Check every line below for the word "time" and give only the number of lines where it appears.

_DATA FOR THIS TASK_:
────────────────────

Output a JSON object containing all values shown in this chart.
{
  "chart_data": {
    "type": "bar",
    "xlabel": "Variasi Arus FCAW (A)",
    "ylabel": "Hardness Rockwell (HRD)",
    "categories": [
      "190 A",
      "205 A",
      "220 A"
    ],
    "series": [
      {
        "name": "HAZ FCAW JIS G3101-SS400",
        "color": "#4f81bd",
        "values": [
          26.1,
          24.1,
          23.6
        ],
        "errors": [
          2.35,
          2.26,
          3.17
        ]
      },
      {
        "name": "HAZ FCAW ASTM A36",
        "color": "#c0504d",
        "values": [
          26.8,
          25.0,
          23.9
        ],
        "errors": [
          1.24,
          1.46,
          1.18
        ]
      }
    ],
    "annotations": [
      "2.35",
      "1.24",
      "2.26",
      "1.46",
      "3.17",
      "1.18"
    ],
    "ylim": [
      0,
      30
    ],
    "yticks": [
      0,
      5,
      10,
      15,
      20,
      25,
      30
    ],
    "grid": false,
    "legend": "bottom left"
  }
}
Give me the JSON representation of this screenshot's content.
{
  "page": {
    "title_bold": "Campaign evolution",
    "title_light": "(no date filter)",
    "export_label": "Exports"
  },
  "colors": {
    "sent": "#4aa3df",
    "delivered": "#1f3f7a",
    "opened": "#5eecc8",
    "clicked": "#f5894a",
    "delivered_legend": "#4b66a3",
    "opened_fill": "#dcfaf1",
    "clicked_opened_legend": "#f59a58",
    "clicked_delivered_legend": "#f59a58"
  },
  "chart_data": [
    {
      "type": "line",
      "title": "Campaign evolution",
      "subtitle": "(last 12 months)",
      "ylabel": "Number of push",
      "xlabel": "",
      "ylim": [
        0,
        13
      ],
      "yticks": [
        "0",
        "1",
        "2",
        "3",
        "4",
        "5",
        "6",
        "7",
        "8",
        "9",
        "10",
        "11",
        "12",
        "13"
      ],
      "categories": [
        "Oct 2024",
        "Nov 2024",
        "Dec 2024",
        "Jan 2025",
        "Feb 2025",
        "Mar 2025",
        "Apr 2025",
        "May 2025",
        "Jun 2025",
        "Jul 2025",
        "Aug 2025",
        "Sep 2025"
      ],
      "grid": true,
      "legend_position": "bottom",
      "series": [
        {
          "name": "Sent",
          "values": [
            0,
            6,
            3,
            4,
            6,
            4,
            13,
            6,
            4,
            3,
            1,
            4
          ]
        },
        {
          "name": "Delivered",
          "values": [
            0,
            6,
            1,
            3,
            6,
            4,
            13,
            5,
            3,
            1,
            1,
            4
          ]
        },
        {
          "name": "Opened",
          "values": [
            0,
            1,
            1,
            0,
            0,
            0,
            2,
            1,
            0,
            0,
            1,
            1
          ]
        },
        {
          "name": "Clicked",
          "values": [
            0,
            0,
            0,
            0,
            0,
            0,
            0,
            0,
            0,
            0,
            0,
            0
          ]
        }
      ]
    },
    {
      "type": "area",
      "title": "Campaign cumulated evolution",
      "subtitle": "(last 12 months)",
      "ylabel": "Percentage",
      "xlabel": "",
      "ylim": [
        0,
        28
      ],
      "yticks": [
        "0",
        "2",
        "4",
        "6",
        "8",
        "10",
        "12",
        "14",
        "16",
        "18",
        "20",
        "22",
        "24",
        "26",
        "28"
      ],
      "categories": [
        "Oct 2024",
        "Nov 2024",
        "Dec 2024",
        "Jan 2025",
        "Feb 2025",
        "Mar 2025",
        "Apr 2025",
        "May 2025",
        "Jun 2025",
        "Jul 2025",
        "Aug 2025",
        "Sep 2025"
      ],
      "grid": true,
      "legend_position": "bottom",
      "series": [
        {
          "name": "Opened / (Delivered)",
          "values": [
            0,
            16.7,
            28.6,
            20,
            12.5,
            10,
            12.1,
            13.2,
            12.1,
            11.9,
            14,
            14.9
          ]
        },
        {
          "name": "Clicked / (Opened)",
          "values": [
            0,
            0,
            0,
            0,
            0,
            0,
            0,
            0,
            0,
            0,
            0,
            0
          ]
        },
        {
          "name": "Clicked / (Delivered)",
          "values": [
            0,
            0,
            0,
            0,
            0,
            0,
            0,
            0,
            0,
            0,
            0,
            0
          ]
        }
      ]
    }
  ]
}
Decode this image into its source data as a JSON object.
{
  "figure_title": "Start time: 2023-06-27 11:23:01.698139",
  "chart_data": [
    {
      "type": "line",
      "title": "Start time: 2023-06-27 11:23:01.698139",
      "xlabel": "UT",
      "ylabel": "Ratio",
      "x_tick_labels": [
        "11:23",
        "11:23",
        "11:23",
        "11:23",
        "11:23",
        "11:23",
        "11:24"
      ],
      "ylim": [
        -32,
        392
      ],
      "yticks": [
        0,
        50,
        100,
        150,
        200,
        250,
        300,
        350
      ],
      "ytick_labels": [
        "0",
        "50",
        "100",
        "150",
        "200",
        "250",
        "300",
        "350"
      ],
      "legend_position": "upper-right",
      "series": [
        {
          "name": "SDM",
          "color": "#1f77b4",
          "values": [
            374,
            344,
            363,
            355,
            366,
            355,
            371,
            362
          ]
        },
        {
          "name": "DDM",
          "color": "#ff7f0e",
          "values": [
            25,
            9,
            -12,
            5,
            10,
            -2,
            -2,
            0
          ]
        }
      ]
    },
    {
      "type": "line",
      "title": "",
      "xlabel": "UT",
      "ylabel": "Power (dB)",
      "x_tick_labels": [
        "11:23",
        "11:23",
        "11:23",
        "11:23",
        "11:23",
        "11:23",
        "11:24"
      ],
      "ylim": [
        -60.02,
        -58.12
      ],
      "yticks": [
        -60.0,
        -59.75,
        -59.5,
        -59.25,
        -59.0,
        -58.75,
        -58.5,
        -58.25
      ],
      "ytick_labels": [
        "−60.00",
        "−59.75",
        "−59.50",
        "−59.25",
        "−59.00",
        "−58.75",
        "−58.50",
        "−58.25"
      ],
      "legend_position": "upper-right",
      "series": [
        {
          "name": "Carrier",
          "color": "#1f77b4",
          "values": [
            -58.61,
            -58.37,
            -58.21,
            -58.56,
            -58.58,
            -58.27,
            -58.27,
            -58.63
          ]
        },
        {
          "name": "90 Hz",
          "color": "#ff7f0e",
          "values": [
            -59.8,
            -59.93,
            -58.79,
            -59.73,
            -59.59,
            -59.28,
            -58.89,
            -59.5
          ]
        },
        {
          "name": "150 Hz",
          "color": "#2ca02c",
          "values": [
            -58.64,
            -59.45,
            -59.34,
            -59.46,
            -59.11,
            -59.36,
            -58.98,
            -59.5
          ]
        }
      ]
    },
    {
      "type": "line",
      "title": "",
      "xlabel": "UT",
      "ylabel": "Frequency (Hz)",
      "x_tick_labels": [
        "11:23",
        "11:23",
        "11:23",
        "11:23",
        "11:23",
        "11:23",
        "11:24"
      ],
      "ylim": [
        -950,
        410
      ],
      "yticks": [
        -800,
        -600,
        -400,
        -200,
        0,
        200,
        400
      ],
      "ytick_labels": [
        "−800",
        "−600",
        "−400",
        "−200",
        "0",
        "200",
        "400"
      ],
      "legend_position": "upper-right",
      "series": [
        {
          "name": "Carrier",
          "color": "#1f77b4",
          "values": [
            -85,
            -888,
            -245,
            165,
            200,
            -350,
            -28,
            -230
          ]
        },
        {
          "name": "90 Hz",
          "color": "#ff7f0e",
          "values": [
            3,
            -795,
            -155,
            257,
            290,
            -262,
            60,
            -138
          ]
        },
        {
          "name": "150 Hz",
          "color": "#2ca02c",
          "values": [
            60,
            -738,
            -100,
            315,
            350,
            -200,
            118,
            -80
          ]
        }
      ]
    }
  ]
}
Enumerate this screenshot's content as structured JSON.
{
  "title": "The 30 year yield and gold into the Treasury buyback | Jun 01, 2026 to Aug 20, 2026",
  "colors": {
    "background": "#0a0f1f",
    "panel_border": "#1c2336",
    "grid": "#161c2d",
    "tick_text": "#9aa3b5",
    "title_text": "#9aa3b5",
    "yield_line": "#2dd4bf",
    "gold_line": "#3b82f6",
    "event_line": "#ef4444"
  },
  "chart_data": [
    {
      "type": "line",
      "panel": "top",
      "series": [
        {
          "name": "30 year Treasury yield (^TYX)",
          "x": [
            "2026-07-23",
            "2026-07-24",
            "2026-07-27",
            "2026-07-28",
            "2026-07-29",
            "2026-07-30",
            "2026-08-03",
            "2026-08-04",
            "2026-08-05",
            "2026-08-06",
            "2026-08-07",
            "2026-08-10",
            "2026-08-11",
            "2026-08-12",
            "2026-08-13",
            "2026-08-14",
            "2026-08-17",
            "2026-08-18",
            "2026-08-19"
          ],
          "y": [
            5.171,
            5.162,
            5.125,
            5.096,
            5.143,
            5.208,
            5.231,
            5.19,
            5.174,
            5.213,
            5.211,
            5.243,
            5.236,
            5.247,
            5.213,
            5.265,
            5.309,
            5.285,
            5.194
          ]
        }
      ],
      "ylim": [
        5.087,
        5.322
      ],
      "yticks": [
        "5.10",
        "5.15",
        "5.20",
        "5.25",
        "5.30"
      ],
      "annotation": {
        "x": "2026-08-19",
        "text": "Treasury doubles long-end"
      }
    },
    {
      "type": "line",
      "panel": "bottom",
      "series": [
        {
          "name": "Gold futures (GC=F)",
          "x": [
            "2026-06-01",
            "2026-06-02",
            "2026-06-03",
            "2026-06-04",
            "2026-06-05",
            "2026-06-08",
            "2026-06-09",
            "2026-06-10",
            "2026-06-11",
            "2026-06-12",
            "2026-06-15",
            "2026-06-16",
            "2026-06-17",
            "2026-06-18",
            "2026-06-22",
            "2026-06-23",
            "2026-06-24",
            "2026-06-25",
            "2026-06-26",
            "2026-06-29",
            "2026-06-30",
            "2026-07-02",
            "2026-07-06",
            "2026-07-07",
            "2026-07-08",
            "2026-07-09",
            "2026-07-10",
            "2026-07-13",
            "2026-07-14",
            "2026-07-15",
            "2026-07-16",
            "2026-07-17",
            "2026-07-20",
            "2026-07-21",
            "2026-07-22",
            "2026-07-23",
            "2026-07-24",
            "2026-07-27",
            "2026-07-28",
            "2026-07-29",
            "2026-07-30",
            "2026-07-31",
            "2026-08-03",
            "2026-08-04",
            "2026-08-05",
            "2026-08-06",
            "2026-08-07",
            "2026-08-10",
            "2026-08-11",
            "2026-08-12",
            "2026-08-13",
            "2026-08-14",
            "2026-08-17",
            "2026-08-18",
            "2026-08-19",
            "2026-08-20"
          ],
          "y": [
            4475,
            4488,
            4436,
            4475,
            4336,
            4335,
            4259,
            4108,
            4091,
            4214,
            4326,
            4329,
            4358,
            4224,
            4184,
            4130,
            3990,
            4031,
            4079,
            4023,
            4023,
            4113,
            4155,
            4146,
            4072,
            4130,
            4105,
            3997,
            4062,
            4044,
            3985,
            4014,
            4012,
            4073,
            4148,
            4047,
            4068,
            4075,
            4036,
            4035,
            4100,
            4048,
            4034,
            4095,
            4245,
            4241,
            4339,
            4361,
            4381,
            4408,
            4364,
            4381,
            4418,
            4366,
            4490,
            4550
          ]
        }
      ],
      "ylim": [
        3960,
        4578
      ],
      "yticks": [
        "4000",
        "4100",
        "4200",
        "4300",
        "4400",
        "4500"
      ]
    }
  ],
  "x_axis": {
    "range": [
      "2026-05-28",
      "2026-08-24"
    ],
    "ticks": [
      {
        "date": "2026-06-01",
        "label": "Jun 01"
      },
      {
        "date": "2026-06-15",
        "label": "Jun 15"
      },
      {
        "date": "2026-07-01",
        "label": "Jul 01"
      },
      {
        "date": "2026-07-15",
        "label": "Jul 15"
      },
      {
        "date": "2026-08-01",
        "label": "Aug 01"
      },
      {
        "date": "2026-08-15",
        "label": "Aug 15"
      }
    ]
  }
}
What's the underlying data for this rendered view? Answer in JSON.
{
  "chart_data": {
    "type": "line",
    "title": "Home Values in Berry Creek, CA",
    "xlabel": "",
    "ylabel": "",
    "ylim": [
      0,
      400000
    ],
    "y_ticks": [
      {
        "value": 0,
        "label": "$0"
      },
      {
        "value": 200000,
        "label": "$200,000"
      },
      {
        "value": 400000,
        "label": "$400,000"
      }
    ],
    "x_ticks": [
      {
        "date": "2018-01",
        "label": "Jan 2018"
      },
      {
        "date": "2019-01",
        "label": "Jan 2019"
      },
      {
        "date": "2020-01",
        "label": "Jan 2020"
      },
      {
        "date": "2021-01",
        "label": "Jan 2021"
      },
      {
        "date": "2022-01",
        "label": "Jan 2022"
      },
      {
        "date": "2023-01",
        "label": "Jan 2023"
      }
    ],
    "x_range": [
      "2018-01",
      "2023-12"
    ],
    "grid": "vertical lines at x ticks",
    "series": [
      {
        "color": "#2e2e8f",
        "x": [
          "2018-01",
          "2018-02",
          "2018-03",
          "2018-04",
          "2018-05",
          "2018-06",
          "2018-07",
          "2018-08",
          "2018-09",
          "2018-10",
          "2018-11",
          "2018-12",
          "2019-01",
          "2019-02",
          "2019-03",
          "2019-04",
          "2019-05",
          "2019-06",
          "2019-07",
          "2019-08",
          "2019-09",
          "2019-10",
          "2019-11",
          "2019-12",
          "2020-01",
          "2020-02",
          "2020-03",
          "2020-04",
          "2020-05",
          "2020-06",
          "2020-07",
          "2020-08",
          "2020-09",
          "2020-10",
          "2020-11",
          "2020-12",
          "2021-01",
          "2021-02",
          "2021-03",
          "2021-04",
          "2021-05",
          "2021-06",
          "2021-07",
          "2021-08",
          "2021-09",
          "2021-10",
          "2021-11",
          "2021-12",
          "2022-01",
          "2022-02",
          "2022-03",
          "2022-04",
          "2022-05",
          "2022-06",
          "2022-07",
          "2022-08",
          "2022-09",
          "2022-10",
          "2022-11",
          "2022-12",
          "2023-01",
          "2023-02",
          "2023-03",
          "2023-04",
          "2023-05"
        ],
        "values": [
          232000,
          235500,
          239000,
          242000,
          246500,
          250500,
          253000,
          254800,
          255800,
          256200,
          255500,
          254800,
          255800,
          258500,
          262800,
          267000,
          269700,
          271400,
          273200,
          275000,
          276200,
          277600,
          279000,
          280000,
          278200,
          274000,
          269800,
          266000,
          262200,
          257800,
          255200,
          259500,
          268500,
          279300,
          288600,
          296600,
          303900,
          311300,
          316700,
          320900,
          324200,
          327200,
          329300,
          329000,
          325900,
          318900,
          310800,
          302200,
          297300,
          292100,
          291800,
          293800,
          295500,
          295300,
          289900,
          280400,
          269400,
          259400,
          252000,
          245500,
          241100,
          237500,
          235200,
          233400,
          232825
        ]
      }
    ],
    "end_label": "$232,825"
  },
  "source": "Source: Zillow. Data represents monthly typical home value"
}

────────────────────

_EXERCISE SOLUTION_: 2